- **Task to complete**
Search the material for the string "ποιότητας" and copy each line where it occurs.

- **Available data**
== == ==

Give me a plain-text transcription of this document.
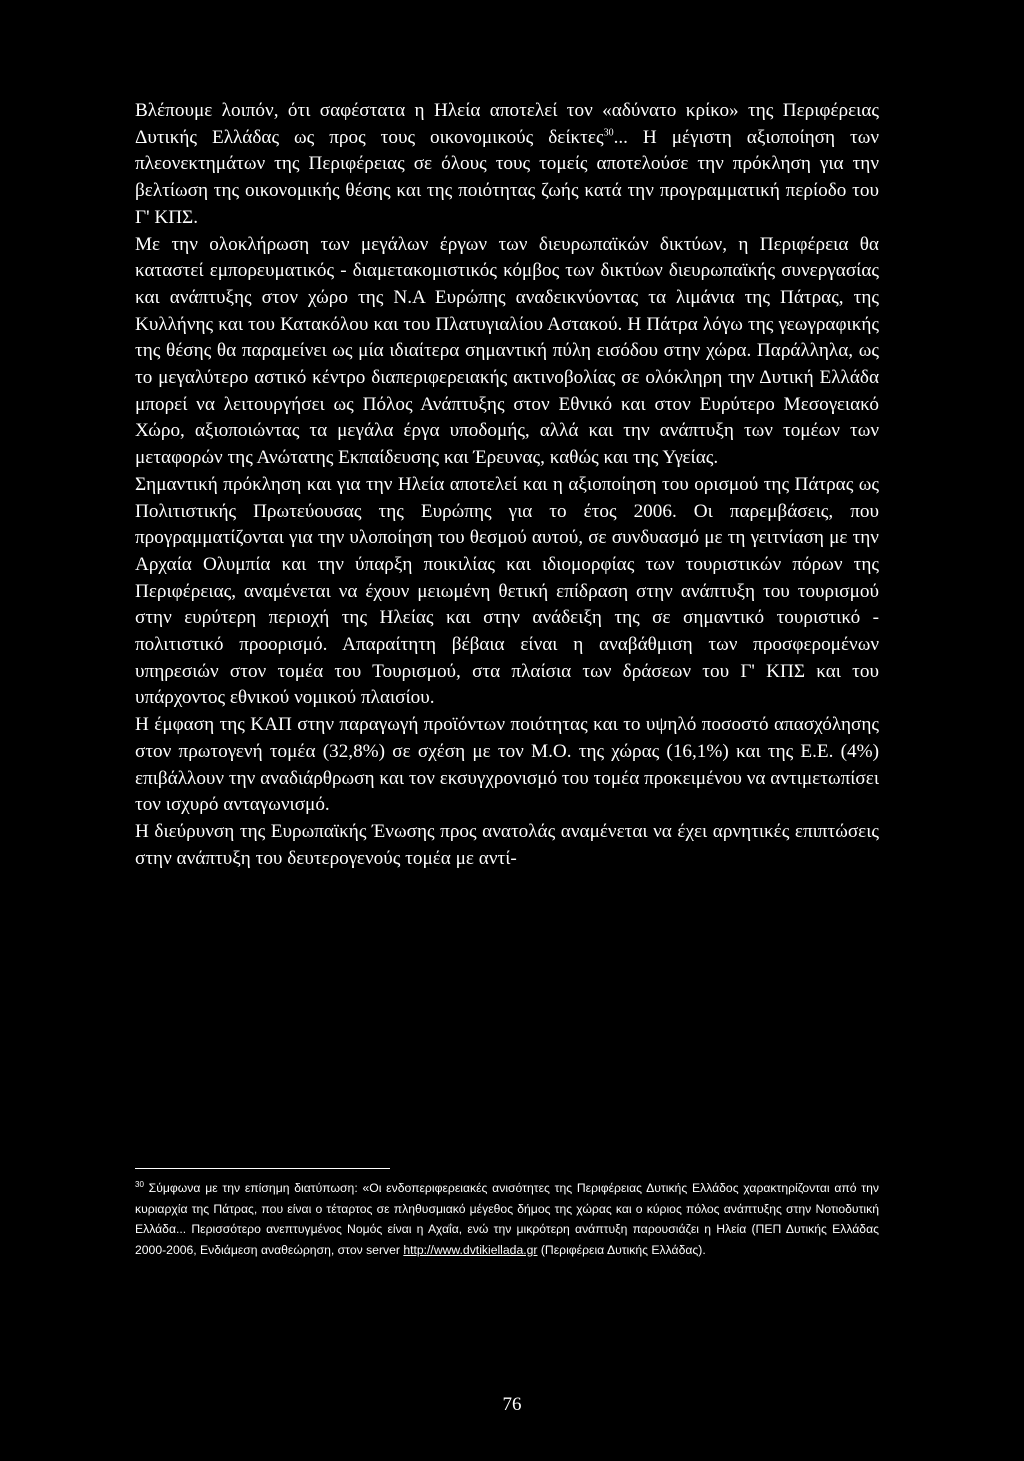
Βλέπουμε λοιπόν, ότι σαφέστατα η Ηλεία αποτελεί τον «αδύνατο κρίκο» της Περιφέρειας Δυτικής Ελλάδας ως προς τους οικονομικούς δείκτες$^{30}$... Η μέγιστη αξιοποίηση των πλεονεκτημάτων της Περιφέρειας σε όλους τους τομείς αποτελούσε την πρόκληση για την βελτίωση της οικονομικής θέσης και της ποιότητας ζωής κατά την προγραμματική περίοδο του Γ' ΚΠΣ.

Με την ολοκλήρωση των μεγάλων έργων των διευρωπαϊκών δικτύων, η Περιφέρεια θα καταστεί εμπορευματικός - διαμετακομιστικός κόμβος των δικτύων διευρωπαϊκής συνεργασίας και ανάπτυξης στον χώρο της Ν.Α Ευρώπης αναδεικνύοντας τα λιμάνια της Πάτρας, της Κυλλήνης και του Κατακόλου και του Πλατυγιαλίου Αστακού. Η Πάτρα λόγω της γεωγραφικής της θέσης θα παραμείνει ως μία ιδιαίτερα σημαντική πύλη εισόδου στην χώρα. Παράλληλα, ως το μεγαλύτερο αστικό κέντρο διαπεριφερειακής ακτινοβολίας σε ολόκληρη την Δυτική Ελλάδα μπορεί να λειτουργήσει ως Πόλος Ανάπτυξης στον Εθνικό και στον Ευρύτερο Μεσογειακό Χώρο, αξιοποιώντας τα μεγάλα έργα υποδομής, αλλά και την ανάπτυξη των τομέων των μεταφορών της Ανώτατης Εκπαίδευσης και Έρευνας, καθώς και της Υγείας.

Σημαντική πρόκληση και για την Ηλεία αποτελεί και η αξιοποίηση του ορισμού της Πάτρας ως Πολιτιστικής Πρωτεύουσας της Ευρώπης για το έτος 2006. Οι παρεμβάσεις, που προγραμματίζονται για την υλοποίηση του θεσμού αυτού, σε συνδυασμό με τη γειτνίαση με την Αρχαία Ολυμπία και την ύπαρξη ποικιλίας και ιδιομορφίας των τουριστικών πόρων της Περιφέρειας, αναμένεται να έχουν μειωμένη θετική επίδραση στην ανάπτυξη του τουρισμού στην ευρύτερη περιοχή της Ηλείας και στην ανάδειξη της σε σημαντικό τουριστικό - πολιτιστικό προορισμό. Απαραίτητη βέβαια είναι η αναβάθμιση των προσφερομένων υπηρεσιών στον τομέα του Τουρισμού, στα πλαίσια των δράσεων του Γ' ΚΠΣ και του υπάρχοντος εθνικού νομικού πλαισίου.

Η έμφαση της ΚΑΠ στην παραγωγή προϊόντων ποιότητας και το υψηλό ποσοστό απασχόλησης στον πρωτογενή τομέα (32,8%) σε σχέση με τον Μ.Ο. της χώρας (16,1%) και της Ε.Ε. (4%) επιβάλλουν την αναδιάρθρωση και τον εκσυγχρονισμό του τομέα προκειμένου να αντιμετωπίσει τον ισχυρό ανταγωνισμό.

Η διεύρυνση της Ευρωπαϊκής Ένωσης προς ανατολάς αναμένεται να έχει αρνητικές επιπτώσεις στην ανάπτυξη του δευτερογενούς τομέα με αντί-

$^{30}$ Σύμφωνα με την επίσημη διατύπωση: «Οι ενδοπεριφερειακές ανισότητες της Περιφέρειας Δυτικής Ελλάδος χαρακτηρίζονται από την κυριαρχία της Πάτρας, που είναι ο τέταρτος σε πληθυσμιακό μέγεθος δήμος της χώρας και ο κύριος πόλος ανάπτυξης στην Νοτιοδυτική Ελλάδα... Περισσότερο ανεπτυγμένος Νομός είναι η Αχαΐα, ενώ την μικρότερη ανάπτυξη παρουσιάζει η Ηλεία (ΠΕΠ Δυτικής Ελλάδας 2000-2006, Ενδιάμεση αναθεώρηση, στον server http://www.dvtikiellada.gr (Περιφέρεια Δυτικής Ελλάδας).
76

== == ==

- **Solved problem**
Βλέπουμε λοιπόν, ότι σαφέστατα η Ηλεία αποτελεί τον «αδύνατο κρίκο» της Περιφέρειας Δυτικής Ελλάδας ως προς τους οικονομικούς δείκτες$^{30}$... Η μέγιστη αξιοποίηση των πλεονεκτημάτων της Περιφέρειας σε όλους τους τομείς αποτελούσε την πρόκληση για την βελτίωση της οικονομικής θέσης και της ποιότητας ζωής κατά την προγραμματική περίοδο του Γ' ΚΠΣ.
Η έμφαση της ΚΑΠ στην παραγωγή προϊόντων ποιότητας και το υψηλό ποσοστό απασχόλησης στον πρωτογενή τομέα (32,8%) σε σχέση με τον Μ.Ο. της χώρας (16,1%) και της Ε.Ε. (4%) επιβάλλουν την αναδιάρθρωση και τον εκσυγχρονισμό του τομέα προκειμένου να αντιμετωπίσει τον ισχυρό ανταγωνισμό.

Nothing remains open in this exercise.